SHORT TASK:
Transcribe every line, keeping it exact.

DATA EXTRACT:
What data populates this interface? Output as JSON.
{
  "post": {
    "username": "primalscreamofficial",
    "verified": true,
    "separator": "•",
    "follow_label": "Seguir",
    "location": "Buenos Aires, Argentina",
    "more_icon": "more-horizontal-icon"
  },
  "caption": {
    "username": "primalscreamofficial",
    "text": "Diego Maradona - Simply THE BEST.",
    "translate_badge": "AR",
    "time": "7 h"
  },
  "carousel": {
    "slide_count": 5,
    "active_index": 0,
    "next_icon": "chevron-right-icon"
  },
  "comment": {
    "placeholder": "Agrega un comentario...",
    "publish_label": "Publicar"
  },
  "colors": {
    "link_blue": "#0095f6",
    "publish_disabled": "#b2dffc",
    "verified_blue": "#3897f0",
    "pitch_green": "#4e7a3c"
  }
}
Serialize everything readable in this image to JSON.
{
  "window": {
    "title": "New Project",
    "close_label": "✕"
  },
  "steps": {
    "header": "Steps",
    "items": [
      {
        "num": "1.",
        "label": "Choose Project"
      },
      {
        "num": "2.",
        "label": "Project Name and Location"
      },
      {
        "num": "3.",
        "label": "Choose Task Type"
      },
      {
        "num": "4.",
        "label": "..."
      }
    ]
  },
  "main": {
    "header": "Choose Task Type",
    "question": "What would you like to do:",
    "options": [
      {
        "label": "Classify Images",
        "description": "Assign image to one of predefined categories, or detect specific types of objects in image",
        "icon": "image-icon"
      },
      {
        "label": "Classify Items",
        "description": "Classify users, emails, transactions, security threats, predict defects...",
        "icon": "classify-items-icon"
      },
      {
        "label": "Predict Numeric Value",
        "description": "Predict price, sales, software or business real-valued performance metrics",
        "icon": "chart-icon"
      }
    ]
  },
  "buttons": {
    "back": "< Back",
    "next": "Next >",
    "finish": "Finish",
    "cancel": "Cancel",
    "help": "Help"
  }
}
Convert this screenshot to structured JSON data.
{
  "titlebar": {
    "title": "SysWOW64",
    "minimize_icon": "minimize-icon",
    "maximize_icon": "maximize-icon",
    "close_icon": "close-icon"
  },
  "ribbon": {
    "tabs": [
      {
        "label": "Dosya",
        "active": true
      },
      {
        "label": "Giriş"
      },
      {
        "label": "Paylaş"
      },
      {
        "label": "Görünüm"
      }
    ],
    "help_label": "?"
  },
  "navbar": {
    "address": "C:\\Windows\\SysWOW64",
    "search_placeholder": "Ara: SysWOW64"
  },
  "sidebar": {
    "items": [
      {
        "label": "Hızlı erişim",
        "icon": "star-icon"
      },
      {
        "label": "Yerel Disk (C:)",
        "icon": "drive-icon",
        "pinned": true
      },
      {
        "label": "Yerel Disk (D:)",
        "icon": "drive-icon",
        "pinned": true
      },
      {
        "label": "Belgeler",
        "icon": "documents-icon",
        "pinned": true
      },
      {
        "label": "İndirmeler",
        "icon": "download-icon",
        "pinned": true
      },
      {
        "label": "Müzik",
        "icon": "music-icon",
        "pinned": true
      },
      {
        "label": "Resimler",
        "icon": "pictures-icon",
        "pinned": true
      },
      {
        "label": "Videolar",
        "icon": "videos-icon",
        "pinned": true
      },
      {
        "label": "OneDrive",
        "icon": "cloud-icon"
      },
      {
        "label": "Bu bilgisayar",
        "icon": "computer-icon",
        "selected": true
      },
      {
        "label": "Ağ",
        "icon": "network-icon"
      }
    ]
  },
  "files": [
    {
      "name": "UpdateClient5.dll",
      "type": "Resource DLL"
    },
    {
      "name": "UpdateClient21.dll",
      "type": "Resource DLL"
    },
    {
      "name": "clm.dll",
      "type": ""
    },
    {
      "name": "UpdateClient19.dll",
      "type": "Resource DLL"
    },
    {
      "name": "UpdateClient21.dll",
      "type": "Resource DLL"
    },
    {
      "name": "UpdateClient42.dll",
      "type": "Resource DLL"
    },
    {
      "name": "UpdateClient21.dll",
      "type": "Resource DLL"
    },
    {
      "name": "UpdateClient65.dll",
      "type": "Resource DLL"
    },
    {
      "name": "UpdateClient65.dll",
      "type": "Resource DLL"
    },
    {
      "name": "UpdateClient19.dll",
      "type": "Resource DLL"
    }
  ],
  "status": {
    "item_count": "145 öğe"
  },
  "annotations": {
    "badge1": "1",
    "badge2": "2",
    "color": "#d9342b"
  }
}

TASK ANSWER:
What data populates this interface? Output as JSON.
{
  "post": {
    "username": "primalscreamofficial",
    "verified": true,
    "separator": "•",
    "follow_label": "Seguir",
    "location": "Buenos Aires, Argentina",
    "more_icon": "more-horizontal-icon"
  },
  "caption": {
    "username": "primalscreamofficial",
    "text": "Diego Maradona - Simply THE BEST.",
    "translate_badge": "AR",
    "time": "7 h"
  },
  "carousel": {
    "slide_count": 5,
    "active_index": 0,
    "next_icon": "chevron-right-icon"
  },
  "comment": {
    "placeholder": "Agrega un comentario...",
    "publish_label": "Publicar"
  },
  "colors": {
    "link_blue": "#0095f6",
    "publish_disabled": "#b2dffc",
    "verified_blue": "#3897f0",
    "pitch_green": "#4e7a3c"
  }
}
Serialize everything readable in this image to JSON.
{
  "window": {
    "title": "New Project",
    "close_label": "✕"
  },
  "steps": {
    "header": "Steps",
    "items": [
      {
        "num": "1.",
        "label": "Choose Project"
      },
      {
        "num": "2.",
        "label": "Project Name and Location"
      },
      {
        "num": "3.",
        "label": "Choose Task Type"
      },
      {
        "num": "4.",
        "label": "..."
      }
    ]
  },
  "main": {
    "header": "Choose Task Type",
    "question": "What would you like to do:",
    "options": [
      {
        "label": "Classify Images",
        "description": "Assign image to one of predefined categories, or detect specific types of objects in image",
        "icon": "image-icon"
      },
      {
        "label": "Classify Items",
        "description": "Classify users, emails, transactions, security threats, predict defects...",
        "icon": "classify-items-icon"
      },
      {
        "label": "Predict Numeric Value",
        "description": "Predict price, sales, software or business real-valued performance metrics",
        "icon": "chart-icon"
      }
    ]
  },
  "buttons": {
    "back": "< Back",
    "next": "Next >",
    "finish": "Finish",
    "cancel": "Cancel",
    "help": "Help"
  }
}
Convert this screenshot to structured JSON data.
{
  "titlebar": {
    "title": "SysWOW64",
    "minimize_icon": "minimize-icon",
    "maximize_icon": "maximize-icon",
    "close_icon": "close-icon"
  },
  "ribbon": {
    "tabs": [
      {
        "label": "Dosya",
        "active": true
      },
      {
        "label": "Giriş"
      },
      {
        "label": "Paylaş"
      },
      {
        "label": "Görünüm"
      }
    ],
    "help_label": "?"
  },
  "navbar": {
    "address": "C:\\Windows\\SysWOW64",
    "search_placeholder": "Ara: SysWOW64"
  },
  "sidebar": {
    "items": [
      {
        "label": "Hızlı erişim",
        "icon": "star-icon"
      },
      {
        "label": "Yerel Disk (C:)",
        "icon": "drive-icon",
        "pinned": true
      },
      {
        "label": "Yerel Disk (D:)",
        "icon": "drive-icon",
        "pinned": true
      },
      {
        "label": "Belgeler",
        "icon": "documents-icon",
        "pinned": true
      },
      {
        "label": "İndirmeler",
        "icon": "download-icon",
        "pinned": true
      },
      {
        "label": "Müzik",
        "icon": "music-icon",
        "pinned": true
      },
      {
        "label": "Resimler",
        "icon": "pictures-icon",
        "pinned": true
      },
      {
        "label": "Videolar",
        "icon": "videos-icon",
        "pinned": true
      },
      {
        "label": "OneDrive",
        "icon": "cloud-icon"
      },
      {
        "label": "Bu bilgisayar",
        "icon": "computer-icon",
        "selected": true
      },
      {
        "label": "Ağ",
        "icon": "network-icon"
      }
    ]
  },
  "files": [
    {
      "name": "UpdateClient5.dll",
      "type": "Resource DLL"
    },
    {
      "name": "UpdateClient21.dll",
      "type": "Resource DLL"
    },
    {
      "name": "clm.dll",
      "type": ""
    },
    {
      "name": "UpdateClient19.dll",
      "type": "Resource DLL"
    },
    {
      "name": "UpdateClient21.dll",
      "type": "Resource DLL"
    },
    {
      "name": "UpdateClient42.dll",
      "type": "Resource DLL"
    },
    {
      "name": "UpdateClient21.dll",
      "type": "Resource DLL"
    },
    {
      "name": "UpdateClient65.dll",
      "type": "Resource DLL"
    },
    {
      "name": "UpdateClient65.dll",
      "type": "Resource DLL"
    },
    {
      "name": "UpdateClient19.dll",
      "type": "Resource DLL"
    }
  ],
  "status": {
    "item_count": "145 öğe"
  },
  "annotations": {
    "badge1": "1",
    "badge2": "2",
    "color": "#d9342b"
  }
}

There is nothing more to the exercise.